→ Work to do
Copy every record below exactly.

(Dataset rows)
================

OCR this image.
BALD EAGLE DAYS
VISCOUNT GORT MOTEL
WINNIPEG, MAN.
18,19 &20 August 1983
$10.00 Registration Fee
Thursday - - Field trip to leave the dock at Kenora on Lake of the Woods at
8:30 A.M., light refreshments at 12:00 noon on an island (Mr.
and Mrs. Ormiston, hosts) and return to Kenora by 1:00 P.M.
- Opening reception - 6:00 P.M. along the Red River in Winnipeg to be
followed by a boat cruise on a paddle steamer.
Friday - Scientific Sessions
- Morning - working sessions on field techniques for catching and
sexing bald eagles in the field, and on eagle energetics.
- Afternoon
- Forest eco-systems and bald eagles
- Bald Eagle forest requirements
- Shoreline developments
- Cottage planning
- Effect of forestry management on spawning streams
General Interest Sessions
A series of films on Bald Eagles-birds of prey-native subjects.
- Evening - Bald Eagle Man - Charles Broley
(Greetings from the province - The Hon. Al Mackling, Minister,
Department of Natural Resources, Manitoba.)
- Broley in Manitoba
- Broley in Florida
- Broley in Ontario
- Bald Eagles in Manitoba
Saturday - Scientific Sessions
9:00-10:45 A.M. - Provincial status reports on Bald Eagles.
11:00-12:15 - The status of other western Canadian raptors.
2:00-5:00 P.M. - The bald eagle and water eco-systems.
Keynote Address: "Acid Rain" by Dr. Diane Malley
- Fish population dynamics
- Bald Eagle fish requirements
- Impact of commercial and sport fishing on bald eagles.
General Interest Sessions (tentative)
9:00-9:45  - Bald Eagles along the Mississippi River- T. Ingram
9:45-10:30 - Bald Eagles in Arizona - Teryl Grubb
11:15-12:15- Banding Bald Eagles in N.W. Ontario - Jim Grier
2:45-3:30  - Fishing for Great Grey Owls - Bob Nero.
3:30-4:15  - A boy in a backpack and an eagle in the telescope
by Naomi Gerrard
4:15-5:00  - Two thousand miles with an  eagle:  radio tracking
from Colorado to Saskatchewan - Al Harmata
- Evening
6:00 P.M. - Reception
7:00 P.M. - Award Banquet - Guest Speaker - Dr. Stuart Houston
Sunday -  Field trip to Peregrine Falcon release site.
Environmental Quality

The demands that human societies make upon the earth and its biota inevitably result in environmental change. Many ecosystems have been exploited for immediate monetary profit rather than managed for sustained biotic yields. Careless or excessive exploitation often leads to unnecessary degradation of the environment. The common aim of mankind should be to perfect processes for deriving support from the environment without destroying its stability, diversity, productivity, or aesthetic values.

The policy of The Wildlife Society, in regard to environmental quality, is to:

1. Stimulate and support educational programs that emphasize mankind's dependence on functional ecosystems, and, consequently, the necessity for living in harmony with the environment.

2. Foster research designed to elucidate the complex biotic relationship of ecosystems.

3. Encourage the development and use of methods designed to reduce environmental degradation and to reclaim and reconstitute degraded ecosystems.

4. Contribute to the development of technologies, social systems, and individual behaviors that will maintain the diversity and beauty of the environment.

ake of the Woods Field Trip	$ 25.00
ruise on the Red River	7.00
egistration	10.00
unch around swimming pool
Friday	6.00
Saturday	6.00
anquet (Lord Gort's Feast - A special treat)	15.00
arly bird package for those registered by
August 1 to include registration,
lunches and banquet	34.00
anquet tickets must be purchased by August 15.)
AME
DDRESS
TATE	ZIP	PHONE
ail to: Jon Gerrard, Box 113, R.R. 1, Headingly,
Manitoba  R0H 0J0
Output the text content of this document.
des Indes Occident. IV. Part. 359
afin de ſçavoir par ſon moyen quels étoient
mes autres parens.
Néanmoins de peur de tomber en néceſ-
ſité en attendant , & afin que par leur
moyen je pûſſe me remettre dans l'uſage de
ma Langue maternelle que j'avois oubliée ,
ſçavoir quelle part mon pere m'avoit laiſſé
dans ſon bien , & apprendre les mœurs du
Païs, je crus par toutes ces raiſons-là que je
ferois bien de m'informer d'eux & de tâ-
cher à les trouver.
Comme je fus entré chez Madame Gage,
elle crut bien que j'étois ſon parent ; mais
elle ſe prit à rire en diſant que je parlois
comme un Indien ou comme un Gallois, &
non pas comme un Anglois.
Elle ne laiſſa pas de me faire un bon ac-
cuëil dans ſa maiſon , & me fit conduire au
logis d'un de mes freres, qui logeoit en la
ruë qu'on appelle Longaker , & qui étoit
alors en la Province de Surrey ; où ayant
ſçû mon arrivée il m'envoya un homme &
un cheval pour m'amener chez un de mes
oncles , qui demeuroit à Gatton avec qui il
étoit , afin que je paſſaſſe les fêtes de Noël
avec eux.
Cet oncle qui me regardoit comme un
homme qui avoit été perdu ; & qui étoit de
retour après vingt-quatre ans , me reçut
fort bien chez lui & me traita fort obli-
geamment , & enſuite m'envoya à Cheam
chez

================

→ Exercise output
OCR this image.
BALD EAGLE DAYS
VISCOUNT GORT MOTEL
WINNIPEG, MAN.
18,19 &20 August 1983
$10.00 Registration Fee
Thursday - - Field trip to leave the dock at Kenora on Lake of the Woods at
8:30 A.M., light refreshments at 12:00 noon on an island (Mr.
and Mrs. Ormiston, hosts) and return to Kenora by 1:00 P.M.
- Opening reception - 6:00 P.M. along the Red River in Winnipeg to be
followed by a boat cruise on a paddle steamer.
Friday - Scientific Sessions
- Morning - working sessions on field techniques for catching and
sexing bald eagles in the field, and on eagle energetics.
- Afternoon
- Forest eco-systems and bald eagles
- Bald Eagle forest requirements
- Shoreline developments
- Cottage planning
- Effect of forestry management on spawning streams
General Interest Sessions
A series of films on Bald Eagles-birds of prey-native subjects.
- Evening - Bald Eagle Man - Charles Broley
(Greetings from the province - The Hon. Al Mackling, Minister,
Department of Natural Resources, Manitoba.)
- Broley in Manitoba
- Broley in Florida
- Broley in Ontario
- Bald Eagles in Manitoba
Saturday - Scientific Sessions
9:00-10:45 A.M. - Provincial status reports on Bald Eagles.
11:00-12:15 - The status of other western Canadian raptors.
2:00-5:00 P.M. - The bald eagle and water eco-systems.
Keynote Address: "Acid Rain" by Dr. Diane Malley
- Fish population dynamics
- Bald Eagle fish requirements
- Impact of commercial and sport fishing on bald eagles.
General Interest Sessions (tentative)
9:00-9:45  - Bald Eagles along the Mississippi River- T. Ingram
9:45-10:30 - Bald Eagles in Arizona - Teryl Grubb
11:15-12:15- Banding Bald Eagles in N.W. Ontario - Jim Grier
2:45-3:30  - Fishing for Great Grey Owls - Bob Nero.
3:30-4:15  - A boy in a backpack and an eagle in the telescope
by Naomi Gerrard
4:15-5:00  - Two thousand miles with an  eagle:  radio tracking
from Colorado to Saskatchewan - Al Harmata
- Evening
6:00 P.M. - Reception
7:00 P.M. - Award Banquet - Guest Speaker - Dr. Stuart Houston
Sunday -  Field trip to Peregrine Falcon release site.
Environmental Quality

The demands that human societies make upon the earth and its biota inevitably result in environmental change. Many ecosystems have been exploited for immediate monetary profit rather than managed for sustained biotic yields. Careless or excessive exploitation often leads to unnecessary degradation of the environment. The common aim of mankind should be to perfect processes for deriving support from the environment without destroying its stability, diversity, productivity, or aesthetic values.

The policy of The Wildlife Society, in regard to environmental quality, is to:

1. Stimulate and support educational programs that emphasize mankind's dependence on functional ecosystems, and, consequently, the necessity for living in harmony with the environment.

2. Foster research designed to elucidate the complex biotic relationship of ecosystems.

3. Encourage the development and use of methods designed to reduce environmental degradation and to reclaim and reconstitute degraded ecosystems.

4. Contribute to the development of technologies, social systems, and individual behaviors that will maintain the diversity and beauty of the environment.

ake of the Woods Field Trip	$ 25.00
ruise on the Red River	7.00
egistration	10.00
unch around swimming pool
Friday	6.00
Saturday	6.00
anquet (Lord Gort's Feast - A special treat)	15.00
arly bird package for those registered by
August 1 to include registration,
lunches and banquet	34.00
anquet tickets must be purchased by August 15.)
AME
DDRESS
TATE	ZIP	PHONE
ail to: Jon Gerrard, Box 113, R.R. 1, Headingly,
Manitoba  R0H 0J0
Output the text content of this document.
des Indes Occident. IV. Part. 359
afin de ſçavoir par ſon moyen quels étoient
mes autres parens.
Néanmoins de peur de tomber en néceſ-
ſité en attendant , & afin que par leur
moyen je pûſſe me remettre dans l'uſage de
ma Langue maternelle que j'avois oubliée ,
ſçavoir quelle part mon pere m'avoit laiſſé
dans ſon bien , & apprendre les mœurs du
Païs, je crus par toutes ces raiſons-là que je
ferois bien de m'informer d'eux & de tâ-
cher à les trouver.
Comme je fus entré chez Madame Gage,
elle crut bien que j'étois ſon parent ; mais
elle ſe prit à rire en diſant que je parlois
comme un Indien ou comme un Gallois, &
non pas comme un Anglois.
Elle ne laiſſa pas de me faire un bon ac-
cuëil dans ſa maiſon , & me fit conduire au
logis d'un de mes freres, qui logeoit en la
ruë qu'on appelle Longaker , & qui étoit
alors en la Province de Surrey ; où ayant
ſçû mon arrivée il m'envoya un homme &
un cheval pour m'amener chez un de mes
oncles , qui demeuroit à Gatton avec qui il
étoit , afin que je paſſaſſe les fêtes de Noël
avec eux.
Cet oncle qui me regardoit comme un
homme qui avoit été perdu ; & qui étoit de
retour après vingt-quatre ans , me reçut
fort bien chez lui & me traita fort obli-
geamment , & enſuite m'envoya à Cheam
chez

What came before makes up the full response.